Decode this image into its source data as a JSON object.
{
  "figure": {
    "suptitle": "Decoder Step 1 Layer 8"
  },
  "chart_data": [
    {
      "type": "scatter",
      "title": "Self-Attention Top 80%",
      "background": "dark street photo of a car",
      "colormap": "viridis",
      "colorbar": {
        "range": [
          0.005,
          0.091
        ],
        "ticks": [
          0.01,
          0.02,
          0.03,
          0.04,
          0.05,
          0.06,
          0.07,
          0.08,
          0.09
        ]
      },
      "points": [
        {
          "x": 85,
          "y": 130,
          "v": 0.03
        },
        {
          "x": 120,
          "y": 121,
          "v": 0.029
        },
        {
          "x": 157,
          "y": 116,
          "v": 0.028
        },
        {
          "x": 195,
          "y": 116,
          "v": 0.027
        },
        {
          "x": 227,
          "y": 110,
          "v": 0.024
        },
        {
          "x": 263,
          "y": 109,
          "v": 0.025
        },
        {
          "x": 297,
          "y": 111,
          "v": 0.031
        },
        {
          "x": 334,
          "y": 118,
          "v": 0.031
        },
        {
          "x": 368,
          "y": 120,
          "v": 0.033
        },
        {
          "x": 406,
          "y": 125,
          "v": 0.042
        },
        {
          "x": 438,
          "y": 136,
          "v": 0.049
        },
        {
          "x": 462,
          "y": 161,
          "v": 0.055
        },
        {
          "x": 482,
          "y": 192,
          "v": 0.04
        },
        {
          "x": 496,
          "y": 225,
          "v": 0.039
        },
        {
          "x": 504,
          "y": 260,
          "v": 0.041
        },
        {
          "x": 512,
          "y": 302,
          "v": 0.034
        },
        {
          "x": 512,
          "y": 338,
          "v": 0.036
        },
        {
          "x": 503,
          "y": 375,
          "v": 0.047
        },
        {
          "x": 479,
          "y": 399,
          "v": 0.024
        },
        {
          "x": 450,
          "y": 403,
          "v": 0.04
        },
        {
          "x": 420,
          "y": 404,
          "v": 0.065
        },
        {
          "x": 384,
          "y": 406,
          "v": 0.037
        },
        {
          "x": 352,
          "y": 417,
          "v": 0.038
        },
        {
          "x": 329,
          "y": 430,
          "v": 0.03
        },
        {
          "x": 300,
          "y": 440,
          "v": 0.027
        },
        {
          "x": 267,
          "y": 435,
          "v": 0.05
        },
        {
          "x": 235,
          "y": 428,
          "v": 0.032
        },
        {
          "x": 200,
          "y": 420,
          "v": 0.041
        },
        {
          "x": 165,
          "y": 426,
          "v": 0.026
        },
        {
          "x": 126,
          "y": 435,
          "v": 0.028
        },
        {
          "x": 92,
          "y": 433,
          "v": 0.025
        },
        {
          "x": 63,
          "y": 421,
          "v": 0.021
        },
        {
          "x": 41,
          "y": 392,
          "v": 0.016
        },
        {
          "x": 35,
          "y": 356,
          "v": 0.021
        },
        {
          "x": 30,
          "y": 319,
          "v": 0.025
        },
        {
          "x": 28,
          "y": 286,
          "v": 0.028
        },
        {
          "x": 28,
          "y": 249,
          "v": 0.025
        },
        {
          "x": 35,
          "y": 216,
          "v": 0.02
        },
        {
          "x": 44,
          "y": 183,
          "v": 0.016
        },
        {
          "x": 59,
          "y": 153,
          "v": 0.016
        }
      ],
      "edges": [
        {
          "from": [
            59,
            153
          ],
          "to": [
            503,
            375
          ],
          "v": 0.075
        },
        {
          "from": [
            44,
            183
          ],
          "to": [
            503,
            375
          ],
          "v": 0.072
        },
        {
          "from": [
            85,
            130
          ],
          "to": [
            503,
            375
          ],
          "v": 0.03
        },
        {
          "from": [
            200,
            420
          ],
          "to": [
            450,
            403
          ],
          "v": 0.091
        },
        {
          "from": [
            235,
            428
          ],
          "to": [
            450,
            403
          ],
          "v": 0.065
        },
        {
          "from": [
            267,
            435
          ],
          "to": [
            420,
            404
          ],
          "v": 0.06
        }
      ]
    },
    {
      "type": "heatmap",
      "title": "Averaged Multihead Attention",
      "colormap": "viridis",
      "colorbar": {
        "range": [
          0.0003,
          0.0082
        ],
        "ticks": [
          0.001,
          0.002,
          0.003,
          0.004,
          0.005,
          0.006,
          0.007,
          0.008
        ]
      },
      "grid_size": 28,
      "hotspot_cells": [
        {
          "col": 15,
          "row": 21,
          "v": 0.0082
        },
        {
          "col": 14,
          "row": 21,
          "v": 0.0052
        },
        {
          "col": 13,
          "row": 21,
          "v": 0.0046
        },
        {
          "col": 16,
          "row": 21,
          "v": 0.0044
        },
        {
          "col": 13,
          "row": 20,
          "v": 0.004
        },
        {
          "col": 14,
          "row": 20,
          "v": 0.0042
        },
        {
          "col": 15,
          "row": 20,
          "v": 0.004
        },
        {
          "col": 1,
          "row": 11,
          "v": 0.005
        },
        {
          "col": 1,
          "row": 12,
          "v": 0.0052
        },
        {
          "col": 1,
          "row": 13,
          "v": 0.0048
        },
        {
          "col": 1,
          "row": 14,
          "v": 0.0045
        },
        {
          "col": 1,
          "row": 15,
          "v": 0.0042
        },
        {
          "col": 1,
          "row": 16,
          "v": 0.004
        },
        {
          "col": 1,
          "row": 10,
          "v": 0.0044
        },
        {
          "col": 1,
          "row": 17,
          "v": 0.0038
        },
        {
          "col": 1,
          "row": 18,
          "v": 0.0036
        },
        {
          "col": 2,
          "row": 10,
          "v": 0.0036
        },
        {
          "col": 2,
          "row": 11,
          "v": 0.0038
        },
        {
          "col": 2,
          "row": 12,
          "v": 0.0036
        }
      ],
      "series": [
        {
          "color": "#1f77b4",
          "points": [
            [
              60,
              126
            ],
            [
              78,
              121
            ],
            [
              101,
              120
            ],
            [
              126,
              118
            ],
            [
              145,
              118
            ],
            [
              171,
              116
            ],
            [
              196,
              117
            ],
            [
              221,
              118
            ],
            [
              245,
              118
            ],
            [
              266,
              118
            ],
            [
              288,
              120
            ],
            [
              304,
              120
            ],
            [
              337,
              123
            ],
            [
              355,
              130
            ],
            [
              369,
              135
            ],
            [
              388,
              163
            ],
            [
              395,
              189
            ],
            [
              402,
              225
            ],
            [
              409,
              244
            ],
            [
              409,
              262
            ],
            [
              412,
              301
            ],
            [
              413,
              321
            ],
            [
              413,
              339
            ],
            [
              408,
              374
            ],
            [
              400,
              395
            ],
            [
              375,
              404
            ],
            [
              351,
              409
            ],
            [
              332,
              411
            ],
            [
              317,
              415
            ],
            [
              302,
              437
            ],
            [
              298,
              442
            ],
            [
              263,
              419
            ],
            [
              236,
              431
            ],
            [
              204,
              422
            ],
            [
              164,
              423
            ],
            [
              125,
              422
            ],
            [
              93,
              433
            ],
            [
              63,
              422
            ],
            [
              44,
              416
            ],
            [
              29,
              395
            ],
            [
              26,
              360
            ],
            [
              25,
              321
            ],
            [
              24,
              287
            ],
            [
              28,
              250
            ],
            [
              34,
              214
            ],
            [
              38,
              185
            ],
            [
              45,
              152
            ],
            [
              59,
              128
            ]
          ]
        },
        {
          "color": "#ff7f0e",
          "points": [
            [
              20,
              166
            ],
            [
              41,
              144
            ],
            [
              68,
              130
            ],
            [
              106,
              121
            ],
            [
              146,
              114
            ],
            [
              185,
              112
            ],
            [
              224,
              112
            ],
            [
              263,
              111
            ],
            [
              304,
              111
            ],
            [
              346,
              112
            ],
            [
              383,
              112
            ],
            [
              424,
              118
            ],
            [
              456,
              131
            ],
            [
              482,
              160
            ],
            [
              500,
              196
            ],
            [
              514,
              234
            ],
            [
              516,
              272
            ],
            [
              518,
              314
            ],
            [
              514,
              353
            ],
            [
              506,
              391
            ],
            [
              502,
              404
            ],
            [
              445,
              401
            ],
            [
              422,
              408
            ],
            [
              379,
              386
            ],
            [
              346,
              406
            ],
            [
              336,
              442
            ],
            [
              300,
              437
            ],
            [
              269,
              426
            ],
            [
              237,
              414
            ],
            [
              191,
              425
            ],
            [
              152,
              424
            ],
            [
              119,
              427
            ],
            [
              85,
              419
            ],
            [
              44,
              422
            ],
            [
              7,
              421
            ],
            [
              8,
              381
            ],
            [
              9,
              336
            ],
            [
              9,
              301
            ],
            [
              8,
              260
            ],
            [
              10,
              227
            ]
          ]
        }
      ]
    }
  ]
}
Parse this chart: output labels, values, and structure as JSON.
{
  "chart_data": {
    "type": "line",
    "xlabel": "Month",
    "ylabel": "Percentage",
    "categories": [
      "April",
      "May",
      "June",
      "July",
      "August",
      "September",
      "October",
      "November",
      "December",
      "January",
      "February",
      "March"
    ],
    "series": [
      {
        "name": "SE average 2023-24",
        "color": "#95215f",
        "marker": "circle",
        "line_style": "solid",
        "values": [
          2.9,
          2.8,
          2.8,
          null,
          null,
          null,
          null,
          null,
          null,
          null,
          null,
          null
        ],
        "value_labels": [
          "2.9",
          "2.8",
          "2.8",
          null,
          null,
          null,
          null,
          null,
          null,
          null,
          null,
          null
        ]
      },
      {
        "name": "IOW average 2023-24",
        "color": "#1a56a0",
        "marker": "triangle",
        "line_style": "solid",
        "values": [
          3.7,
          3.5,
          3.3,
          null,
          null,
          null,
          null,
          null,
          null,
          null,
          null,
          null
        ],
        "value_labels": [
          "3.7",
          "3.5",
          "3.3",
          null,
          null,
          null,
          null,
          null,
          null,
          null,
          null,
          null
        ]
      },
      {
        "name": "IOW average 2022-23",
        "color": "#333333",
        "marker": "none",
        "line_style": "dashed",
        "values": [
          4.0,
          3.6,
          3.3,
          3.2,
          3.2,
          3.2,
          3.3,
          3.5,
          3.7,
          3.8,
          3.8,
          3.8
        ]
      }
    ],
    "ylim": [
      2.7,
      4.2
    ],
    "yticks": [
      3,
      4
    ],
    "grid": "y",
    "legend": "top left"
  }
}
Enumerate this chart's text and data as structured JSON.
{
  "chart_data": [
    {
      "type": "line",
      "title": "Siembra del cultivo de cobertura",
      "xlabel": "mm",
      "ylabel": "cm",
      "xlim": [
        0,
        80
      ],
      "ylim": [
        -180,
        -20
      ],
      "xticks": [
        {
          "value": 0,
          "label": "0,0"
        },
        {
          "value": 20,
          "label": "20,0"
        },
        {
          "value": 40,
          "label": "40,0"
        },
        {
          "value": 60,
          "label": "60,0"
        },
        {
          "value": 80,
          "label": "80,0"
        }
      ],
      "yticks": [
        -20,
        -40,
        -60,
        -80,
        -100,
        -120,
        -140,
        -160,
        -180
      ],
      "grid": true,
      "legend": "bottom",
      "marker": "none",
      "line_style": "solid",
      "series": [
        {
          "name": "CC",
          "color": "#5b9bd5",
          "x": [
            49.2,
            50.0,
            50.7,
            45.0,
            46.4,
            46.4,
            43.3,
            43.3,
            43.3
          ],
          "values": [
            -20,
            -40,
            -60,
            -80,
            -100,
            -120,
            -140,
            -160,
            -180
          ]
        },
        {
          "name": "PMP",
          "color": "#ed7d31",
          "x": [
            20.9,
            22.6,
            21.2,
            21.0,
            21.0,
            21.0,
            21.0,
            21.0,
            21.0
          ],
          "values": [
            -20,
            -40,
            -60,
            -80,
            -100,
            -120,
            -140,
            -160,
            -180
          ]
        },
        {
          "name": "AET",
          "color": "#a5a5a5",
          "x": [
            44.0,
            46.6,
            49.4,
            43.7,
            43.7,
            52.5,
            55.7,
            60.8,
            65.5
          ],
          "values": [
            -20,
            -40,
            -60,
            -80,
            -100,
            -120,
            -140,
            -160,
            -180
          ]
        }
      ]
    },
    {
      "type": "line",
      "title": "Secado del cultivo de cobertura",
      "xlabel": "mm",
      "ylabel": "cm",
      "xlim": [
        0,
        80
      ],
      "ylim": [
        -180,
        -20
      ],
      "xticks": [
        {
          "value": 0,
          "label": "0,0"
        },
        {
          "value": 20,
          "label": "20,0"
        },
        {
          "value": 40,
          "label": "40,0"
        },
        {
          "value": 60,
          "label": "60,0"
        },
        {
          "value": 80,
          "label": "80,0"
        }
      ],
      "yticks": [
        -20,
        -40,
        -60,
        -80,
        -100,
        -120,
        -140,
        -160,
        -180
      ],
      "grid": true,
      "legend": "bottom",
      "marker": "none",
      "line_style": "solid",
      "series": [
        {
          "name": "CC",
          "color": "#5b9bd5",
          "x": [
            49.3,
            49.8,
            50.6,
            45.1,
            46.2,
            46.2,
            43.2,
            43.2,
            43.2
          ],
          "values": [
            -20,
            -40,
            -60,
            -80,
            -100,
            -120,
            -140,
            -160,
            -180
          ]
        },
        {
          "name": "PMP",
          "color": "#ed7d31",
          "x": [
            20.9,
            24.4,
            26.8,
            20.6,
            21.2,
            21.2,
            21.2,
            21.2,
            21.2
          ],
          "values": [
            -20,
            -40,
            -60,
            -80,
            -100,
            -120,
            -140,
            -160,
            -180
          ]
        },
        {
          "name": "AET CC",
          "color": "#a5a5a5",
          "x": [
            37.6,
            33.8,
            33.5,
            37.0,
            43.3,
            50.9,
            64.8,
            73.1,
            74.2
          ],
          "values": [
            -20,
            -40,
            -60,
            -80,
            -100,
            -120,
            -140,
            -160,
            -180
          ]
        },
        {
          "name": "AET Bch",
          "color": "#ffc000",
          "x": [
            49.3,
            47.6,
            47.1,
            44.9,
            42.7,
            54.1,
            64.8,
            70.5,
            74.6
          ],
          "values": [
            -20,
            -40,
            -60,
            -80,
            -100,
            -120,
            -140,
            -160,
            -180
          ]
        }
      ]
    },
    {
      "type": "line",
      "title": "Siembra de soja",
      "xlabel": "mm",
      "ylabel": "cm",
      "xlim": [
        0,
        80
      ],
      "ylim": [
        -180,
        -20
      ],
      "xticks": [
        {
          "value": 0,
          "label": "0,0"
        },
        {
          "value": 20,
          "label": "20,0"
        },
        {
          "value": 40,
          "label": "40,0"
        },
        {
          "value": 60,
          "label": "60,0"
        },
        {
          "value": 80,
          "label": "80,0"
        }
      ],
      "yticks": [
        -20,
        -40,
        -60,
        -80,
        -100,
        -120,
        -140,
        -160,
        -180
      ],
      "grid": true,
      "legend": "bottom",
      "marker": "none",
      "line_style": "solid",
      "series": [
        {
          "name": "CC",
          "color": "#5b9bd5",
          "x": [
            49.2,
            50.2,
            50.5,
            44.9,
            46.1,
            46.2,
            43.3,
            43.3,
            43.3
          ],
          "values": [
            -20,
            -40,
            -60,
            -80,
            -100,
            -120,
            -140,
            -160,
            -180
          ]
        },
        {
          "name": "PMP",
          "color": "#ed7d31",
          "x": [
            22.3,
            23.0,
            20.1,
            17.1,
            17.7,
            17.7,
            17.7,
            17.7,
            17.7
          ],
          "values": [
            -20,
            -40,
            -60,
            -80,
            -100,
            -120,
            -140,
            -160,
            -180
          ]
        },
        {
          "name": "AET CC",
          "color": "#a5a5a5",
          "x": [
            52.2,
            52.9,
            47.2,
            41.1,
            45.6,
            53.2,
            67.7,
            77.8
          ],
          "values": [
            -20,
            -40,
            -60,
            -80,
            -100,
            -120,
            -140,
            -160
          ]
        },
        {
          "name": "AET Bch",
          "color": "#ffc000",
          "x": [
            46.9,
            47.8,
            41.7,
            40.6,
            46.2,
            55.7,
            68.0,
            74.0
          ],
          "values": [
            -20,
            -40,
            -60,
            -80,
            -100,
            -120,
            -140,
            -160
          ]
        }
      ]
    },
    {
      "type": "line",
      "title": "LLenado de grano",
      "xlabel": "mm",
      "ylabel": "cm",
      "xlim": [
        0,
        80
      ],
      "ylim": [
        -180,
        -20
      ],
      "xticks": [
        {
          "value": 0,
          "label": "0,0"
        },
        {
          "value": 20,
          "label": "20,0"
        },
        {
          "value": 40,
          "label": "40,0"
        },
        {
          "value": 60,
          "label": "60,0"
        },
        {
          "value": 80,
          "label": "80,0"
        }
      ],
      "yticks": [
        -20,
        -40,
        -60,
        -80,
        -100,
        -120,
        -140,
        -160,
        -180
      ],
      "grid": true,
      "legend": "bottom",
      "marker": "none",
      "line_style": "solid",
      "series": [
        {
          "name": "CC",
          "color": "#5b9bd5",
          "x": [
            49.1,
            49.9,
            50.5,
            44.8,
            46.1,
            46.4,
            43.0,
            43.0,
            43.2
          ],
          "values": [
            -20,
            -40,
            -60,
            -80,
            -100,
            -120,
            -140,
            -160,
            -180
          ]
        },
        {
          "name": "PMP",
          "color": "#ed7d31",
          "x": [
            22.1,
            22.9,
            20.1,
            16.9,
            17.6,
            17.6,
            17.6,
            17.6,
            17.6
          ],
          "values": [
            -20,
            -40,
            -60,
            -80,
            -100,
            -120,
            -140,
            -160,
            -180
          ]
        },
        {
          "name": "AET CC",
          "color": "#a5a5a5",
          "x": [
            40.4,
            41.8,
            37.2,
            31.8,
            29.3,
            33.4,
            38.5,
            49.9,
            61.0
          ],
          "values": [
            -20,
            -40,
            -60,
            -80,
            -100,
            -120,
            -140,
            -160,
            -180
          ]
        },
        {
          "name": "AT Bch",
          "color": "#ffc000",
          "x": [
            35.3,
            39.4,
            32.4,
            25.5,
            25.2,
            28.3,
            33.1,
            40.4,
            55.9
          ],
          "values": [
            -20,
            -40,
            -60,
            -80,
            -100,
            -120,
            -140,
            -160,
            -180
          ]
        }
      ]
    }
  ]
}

Exercise requirements: From the data, collect all lines where the string "Siembra" appears.

Solution for this problem:
      "title": "Siembra del cultivo de cobertura",
      "title": "Siembra de soja",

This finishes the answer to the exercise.